Data listing
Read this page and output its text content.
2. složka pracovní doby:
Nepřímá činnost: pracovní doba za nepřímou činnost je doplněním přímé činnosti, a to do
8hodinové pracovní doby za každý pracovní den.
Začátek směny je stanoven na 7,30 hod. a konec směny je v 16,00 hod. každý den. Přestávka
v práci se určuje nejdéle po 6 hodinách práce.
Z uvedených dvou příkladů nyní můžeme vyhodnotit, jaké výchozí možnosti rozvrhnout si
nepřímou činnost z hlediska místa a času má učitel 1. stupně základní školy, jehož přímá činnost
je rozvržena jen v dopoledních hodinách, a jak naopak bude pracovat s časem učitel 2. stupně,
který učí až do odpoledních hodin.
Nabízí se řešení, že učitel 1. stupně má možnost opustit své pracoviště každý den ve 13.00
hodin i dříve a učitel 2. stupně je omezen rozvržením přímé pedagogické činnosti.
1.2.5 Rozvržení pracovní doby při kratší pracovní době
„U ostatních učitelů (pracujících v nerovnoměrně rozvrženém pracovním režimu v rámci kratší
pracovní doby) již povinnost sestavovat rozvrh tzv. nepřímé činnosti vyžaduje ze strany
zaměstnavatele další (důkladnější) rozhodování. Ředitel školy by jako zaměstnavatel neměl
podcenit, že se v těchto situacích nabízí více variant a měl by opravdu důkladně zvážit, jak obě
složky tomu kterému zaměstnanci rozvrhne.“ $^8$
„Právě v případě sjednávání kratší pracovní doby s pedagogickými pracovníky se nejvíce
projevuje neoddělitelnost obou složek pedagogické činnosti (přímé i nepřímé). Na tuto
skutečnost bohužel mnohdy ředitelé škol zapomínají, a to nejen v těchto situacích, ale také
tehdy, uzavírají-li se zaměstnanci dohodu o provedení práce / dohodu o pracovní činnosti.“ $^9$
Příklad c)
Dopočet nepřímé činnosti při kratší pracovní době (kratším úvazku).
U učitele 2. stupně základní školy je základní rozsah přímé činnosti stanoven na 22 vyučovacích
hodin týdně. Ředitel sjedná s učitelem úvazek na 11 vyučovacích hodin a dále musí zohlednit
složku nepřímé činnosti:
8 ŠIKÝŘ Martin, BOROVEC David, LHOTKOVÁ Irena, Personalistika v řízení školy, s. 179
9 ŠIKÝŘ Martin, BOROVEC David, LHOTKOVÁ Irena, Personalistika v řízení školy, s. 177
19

» WHAT THE TASK ASKS: Copy all lines from the material that contain "činnosti".

» WRITTEN RESPONSE:
Nepřímá činnost: pracovní doba za nepřímou činnost je doplněním přímé činnosti, a to do
hodin i dříve a učitel 2. stupně je omezen rozvržením přímé pedagogické činnosti.
pracovní doby) již povinnost sestavovat rozvrh tzv. nepřímé činnosti vyžaduje ze strany
projevuje neoddělitelnost obou složek pedagogické činnosti (přímé i nepřímé). Na tuto
tehdy, uzavírají-li se zaměstnanci dohodu o provedení práce / dohodu o pracovní činnosti.“ $^9$
Dopočet nepřímé činnosti při kratší pracovní době (kratším úvazku).
U učitele 2. stupně základní školy je základní rozsah přímé činnosti stanoven na 22 vyučovacích
složku nepřímé činnosti:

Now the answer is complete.